> [SOURCE DATA]

-- start --

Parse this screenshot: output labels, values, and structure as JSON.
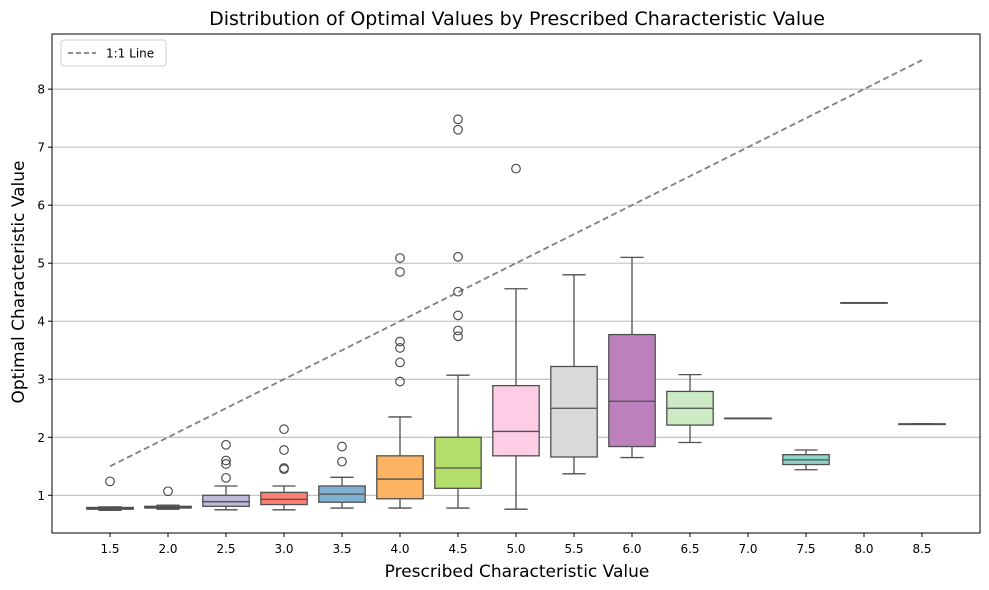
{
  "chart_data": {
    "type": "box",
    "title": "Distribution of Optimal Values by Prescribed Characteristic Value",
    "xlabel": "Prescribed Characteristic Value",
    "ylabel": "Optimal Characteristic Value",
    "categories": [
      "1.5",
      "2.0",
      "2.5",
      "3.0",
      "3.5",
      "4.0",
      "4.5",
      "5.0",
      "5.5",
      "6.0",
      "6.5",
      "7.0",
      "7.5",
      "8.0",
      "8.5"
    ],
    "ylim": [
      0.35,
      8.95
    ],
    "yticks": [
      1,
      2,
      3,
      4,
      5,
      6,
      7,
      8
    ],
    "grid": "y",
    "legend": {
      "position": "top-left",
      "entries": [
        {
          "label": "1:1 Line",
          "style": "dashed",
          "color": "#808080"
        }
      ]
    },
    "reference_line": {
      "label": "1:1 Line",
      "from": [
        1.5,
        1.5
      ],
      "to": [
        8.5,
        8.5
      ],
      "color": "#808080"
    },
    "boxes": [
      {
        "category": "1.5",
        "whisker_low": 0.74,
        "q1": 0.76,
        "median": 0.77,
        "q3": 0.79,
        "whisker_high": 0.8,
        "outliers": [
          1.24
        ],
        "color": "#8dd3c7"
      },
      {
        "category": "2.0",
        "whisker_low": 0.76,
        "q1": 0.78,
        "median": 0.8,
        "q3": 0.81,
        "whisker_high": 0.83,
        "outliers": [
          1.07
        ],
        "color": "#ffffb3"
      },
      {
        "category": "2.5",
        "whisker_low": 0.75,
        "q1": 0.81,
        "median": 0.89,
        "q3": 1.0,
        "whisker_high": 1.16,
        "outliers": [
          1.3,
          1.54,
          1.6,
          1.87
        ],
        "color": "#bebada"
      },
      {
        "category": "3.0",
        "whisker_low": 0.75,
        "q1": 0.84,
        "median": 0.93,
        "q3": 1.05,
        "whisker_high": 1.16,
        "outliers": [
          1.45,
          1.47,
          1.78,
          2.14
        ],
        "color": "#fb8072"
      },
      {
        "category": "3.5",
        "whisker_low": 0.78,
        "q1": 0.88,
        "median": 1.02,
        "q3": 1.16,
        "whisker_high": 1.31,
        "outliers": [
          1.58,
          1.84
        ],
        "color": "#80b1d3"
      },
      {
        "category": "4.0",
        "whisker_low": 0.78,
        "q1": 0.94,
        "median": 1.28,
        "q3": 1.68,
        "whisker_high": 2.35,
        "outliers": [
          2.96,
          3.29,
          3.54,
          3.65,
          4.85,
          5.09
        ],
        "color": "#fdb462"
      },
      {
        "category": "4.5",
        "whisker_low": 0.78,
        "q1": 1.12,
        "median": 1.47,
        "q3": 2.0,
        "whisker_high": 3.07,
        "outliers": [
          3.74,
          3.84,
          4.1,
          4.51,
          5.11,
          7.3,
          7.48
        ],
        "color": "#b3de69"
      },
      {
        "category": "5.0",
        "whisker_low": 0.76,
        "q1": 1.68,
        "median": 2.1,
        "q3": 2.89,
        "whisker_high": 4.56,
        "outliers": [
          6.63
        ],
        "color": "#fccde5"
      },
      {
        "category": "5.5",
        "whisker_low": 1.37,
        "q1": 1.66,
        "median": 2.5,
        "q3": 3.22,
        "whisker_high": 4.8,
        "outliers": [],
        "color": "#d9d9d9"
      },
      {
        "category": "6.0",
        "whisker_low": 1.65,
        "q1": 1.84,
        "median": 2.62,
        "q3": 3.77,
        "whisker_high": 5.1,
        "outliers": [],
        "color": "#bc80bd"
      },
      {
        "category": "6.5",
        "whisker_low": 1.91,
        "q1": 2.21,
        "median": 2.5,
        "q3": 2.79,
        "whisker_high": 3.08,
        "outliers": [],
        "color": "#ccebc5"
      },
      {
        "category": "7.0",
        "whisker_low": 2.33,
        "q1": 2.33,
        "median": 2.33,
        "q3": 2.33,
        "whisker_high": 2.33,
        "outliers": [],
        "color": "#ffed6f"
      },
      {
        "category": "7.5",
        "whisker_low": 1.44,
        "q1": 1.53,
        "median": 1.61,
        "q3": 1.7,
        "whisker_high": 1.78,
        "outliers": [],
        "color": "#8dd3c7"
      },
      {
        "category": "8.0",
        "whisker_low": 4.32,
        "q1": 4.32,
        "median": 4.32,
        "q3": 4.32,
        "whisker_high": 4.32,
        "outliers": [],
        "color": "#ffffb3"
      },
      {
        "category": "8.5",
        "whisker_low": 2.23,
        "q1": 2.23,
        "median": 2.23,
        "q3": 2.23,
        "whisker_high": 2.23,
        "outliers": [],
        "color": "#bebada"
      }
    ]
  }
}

-- end --

> [PROBLEM DESCRIPTION] Do not include the images; transcribe the rest of the listing exactly.

> [ANSWER FOR THE TASK]
Parse this screenshot: output labels, values, and structure as JSON.
{
  "chart_data": {
    "type": "box",
    "title": "Distribution of Optimal Values by Prescribed Characteristic Value",
    "xlabel": "Prescribed Characteristic Value",
    "ylabel": "Optimal Characteristic Value",
    "categories": [
      "1.5",
      "2.0",
      "2.5",
      "3.0",
      "3.5",
      "4.0",
      "4.5",
      "5.0",
      "5.5",
      "6.0",
      "6.5",
      "7.0",
      "7.5",
      "8.0",
      "8.5"
    ],
    "ylim": [
      0.35,
      8.95
    ],
    "yticks": [
      1,
      2,
      3,
      4,
      5,
      6,
      7,
      8
    ],
    "grid": "y",
    "legend": {
      "position": "top-left",
      "entries": [
        {
          "label": "1:1 Line",
          "style": "dashed",
          "color": "#808080"
        }
      ]
    },
    "reference_line": {
      "label": "1:1 Line",
      "from": [
        1.5,
        1.5
      ],
      "to": [
        8.5,
        8.5
      ],
      "color": "#808080"
    },
    "boxes": [
      {
        "category": "1.5",
        "whisker_low": 0.74,
        "q1": 0.76,
        "median": 0.77,
        "q3": 0.79,
        "whisker_high": 0.8,
        "outliers": [
          1.24
        ],
        "color": "#8dd3c7"
      },
      {
        "category": "2.0",
        "whisker_low": 0.76,
        "q1": 0.78,
        "median": 0.8,
        "q3": 0.81,
        "whisker_high": 0.83,
        "outliers": [
          1.07
        ],
        "color": "#ffffb3"
      },
      {
        "category": "2.5",
        "whisker_low": 0.75,
        "q1": 0.81,
        "median": 0.89,
        "q3": 1.0,
        "whisker_high": 1.16,
        "outliers": [
          1.3,
          1.54,
          1.6,
          1.87
        ],
        "color": "#bebada"
      },
      {
        "category": "3.0",
        "whisker_low": 0.75,
        "q1": 0.84,
        "median": 0.93,
        "q3": 1.05,
        "whisker_high": 1.16,
        "outliers": [
          1.45,
          1.47,
          1.78,
          2.14
        ],
        "color": "#fb8072"
      },
      {
        "category": "3.5",
        "whisker_low": 0.78,
        "q1": 0.88,
        "median": 1.02,
        "q3": 1.16,
        "whisker_high": 1.31,
        "outliers": [
          1.58,
          1.84
        ],
        "color": "#80b1d3"
      },
      {
        "category": "4.0",
        "whisker_low": 0.78,
        "q1": 0.94,
        "median": 1.28,
        "q3": 1.68,
        "whisker_high": 2.35,
        "outliers": [
          2.96,
          3.29,
          3.54,
          3.65,
          4.85,
          5.09
        ],
        "color": "#fdb462"
      },
      {
        "category": "4.5",
        "whisker_low": 0.78,
        "q1": 1.12,
        "median": 1.47,
        "q3": 2.0,
        "whisker_high": 3.07,
        "outliers": [
          3.74,
          3.84,
          4.1,
          4.51,
          5.11,
          7.3,
          7.48
        ],
        "color": "#b3de69"
      },
      {
        "category": "5.0",
        "whisker_low": 0.76,
        "q1": 1.68,
        "median": 2.1,
        "q3": 2.89,
        "whisker_high": 4.56,
        "outliers": [
          6.63
        ],
        "color": "#fccde5"
      },
      {
        "category": "5.5",
        "whisker_low": 1.37,
        "q1": 1.66,
        "median": 2.5,
        "q3": 3.22,
        "whisker_high": 4.8,
        "outliers": [],
        "color": "#d9d9d9"
      },
      {
        "category": "6.0",
        "whisker_low": 1.65,
        "q1": 1.84,
        "median": 2.62,
        "q3": 3.77,
        "whisker_high": 5.1,
        "outliers": [],
        "color": "#bc80bd"
      },
      {
        "category": "6.5",
        "whisker_low": 1.91,
        "q1": 2.21,
        "median": 2.5,
        "q3": 2.79,
        "whisker_high": 3.08,
        "outliers": [],
        "color": "#ccebc5"
      },
      {
        "category": "7.0",
        "whisker_low": 2.33,
        "q1": 2.33,
        "median": 2.33,
        "q3": 2.33,
        "whisker_high": 2.33,
        "outliers": [],
        "color": "#ffed6f"
      },
      {
        "category": "7.5",
        "whisker_low": 1.44,
        "q1": 1.53,
        "median": 1.61,
        "q3": 1.7,
        "whisker_high": 1.78,
        "outliers": [],
        "color": "#8dd3c7"
      },
      {
        "category": "8.0",
        "whisker_low": 4.32,
        "q1": 4.32,
        "median": 4.32,
        "q3": 4.32,
        "whisker_high": 4.32,
        "outliers": [],
        "color": "#ffffb3"
      },
      {
        "category": "8.5",
        "whisker_low": 2.23,
        "q1": 2.23,
        "median": 2.23,
        "q3": 2.23,
        "whisker_high": 2.23,
        "outliers": [],
        "color": "#bebada"
      }
    ]
  }
}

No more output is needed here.